AIM OF THE EXERCISE =>
Which lines contain the string "征求意见稿"? Please list every one of them.
-- Begin DATA FOR THE TASK --
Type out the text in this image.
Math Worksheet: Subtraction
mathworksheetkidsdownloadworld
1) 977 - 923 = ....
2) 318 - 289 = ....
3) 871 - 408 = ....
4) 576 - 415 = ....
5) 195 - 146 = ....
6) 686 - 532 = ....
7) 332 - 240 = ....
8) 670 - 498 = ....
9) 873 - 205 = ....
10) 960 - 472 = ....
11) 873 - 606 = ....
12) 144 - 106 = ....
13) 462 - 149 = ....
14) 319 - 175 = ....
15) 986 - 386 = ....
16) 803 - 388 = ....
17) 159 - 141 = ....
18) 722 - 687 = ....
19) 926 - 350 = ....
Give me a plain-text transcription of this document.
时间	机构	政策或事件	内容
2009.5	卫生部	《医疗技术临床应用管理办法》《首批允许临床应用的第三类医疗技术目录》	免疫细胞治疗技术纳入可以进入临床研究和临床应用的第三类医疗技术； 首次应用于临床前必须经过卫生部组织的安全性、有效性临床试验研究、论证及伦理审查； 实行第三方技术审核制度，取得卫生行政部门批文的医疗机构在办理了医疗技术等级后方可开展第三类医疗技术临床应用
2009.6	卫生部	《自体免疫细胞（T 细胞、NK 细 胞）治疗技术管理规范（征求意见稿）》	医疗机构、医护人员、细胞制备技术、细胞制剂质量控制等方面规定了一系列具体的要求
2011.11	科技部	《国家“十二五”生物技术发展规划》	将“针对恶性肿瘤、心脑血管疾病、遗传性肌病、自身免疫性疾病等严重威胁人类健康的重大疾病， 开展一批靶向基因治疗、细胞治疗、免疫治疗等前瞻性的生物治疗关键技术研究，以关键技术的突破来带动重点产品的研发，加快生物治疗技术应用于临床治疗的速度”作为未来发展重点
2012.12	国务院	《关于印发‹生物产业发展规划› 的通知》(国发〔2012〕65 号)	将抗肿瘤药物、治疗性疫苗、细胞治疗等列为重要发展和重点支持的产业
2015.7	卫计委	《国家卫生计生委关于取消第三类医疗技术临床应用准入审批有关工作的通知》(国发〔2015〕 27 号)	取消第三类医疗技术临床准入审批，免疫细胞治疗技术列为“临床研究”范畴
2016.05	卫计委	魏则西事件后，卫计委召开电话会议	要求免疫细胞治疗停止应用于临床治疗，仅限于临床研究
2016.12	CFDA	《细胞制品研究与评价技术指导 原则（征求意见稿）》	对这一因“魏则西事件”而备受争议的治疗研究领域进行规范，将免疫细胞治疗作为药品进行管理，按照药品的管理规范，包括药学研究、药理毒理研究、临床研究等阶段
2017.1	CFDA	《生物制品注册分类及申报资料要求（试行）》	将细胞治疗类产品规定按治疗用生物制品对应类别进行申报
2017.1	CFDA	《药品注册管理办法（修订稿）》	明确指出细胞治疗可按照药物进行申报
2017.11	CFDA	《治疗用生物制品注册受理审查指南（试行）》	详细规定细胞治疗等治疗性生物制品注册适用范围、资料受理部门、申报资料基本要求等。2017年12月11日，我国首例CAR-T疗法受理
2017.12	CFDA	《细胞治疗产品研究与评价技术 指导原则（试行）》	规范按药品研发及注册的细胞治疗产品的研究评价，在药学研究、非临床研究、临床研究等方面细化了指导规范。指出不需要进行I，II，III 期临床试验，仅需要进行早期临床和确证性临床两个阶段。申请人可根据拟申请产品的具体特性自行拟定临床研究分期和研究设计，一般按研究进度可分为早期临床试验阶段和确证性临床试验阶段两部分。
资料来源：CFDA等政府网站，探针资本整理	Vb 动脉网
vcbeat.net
-- End DATA FOR THE TASK --
-- Begin DATA FOR THE TASK --
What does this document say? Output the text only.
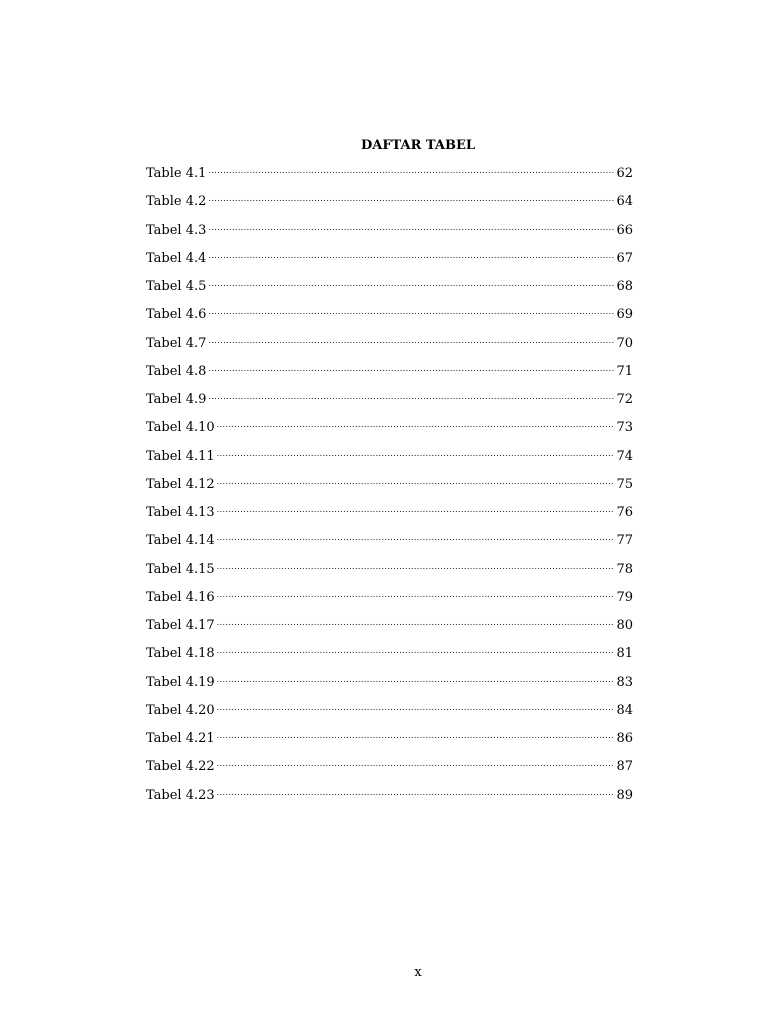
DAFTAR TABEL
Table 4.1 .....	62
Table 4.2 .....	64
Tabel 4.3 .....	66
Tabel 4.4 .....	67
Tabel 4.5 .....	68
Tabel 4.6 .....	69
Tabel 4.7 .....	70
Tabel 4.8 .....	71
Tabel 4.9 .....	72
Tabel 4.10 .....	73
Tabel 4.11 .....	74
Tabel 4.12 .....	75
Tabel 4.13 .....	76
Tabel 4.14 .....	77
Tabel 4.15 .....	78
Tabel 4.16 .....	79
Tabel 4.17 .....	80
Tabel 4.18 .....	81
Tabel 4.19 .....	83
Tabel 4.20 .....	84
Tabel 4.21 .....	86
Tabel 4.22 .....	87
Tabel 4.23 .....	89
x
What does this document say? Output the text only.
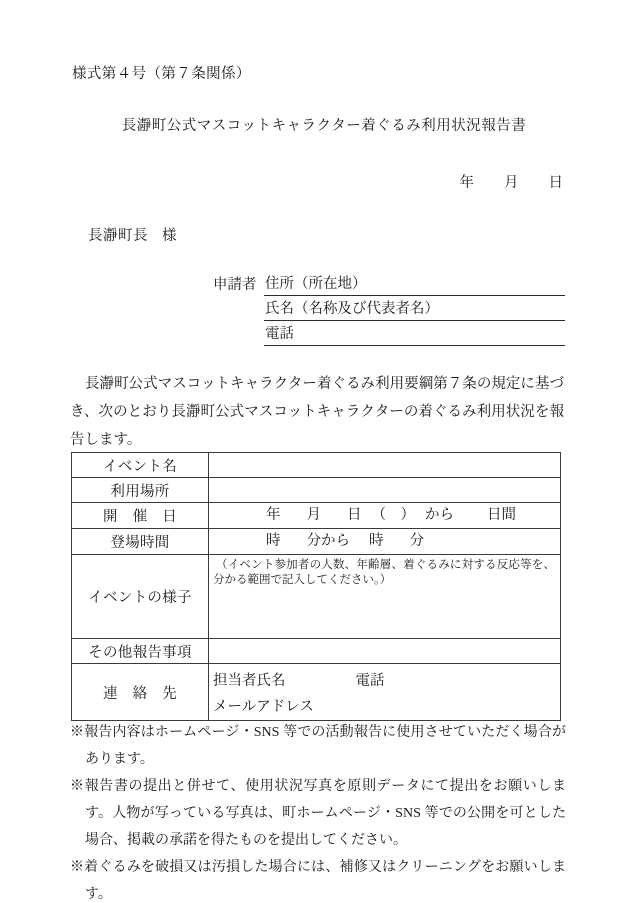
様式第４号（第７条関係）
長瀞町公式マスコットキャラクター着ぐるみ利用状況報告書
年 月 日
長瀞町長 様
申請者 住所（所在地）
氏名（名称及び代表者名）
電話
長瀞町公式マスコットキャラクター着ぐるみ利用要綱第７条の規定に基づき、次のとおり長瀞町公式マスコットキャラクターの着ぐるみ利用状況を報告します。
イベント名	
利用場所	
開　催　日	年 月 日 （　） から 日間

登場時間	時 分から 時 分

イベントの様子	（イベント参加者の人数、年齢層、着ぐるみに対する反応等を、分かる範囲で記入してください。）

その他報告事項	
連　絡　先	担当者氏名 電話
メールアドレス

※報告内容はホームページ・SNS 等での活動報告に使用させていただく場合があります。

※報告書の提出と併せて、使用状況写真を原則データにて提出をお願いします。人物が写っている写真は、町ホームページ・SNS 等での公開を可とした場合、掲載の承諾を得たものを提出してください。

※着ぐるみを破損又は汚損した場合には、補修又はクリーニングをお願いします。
-- End DATA FOR THE TASK --
TASK SOLUTION =>
2009.6	卫生部	《自体免疫细胞（T 细胞、NK 细 胞）治疗技术管理规范（征求意见稿）》	医疗机构、医护人员、细胞制备技术、细胞制剂质量控制等方面规定了一系列具体的要求
2016.12	CFDA	《细胞制品研究与评价技术指导 原则（征求意见稿）》	对这一因“魏则西事件”而备受争议的治疗研究领域进行规范，将免疫细胞治疗作为药品进行管理，按照药品的管理规范，包括药学研究、药理毒理研究、临床研究等阶段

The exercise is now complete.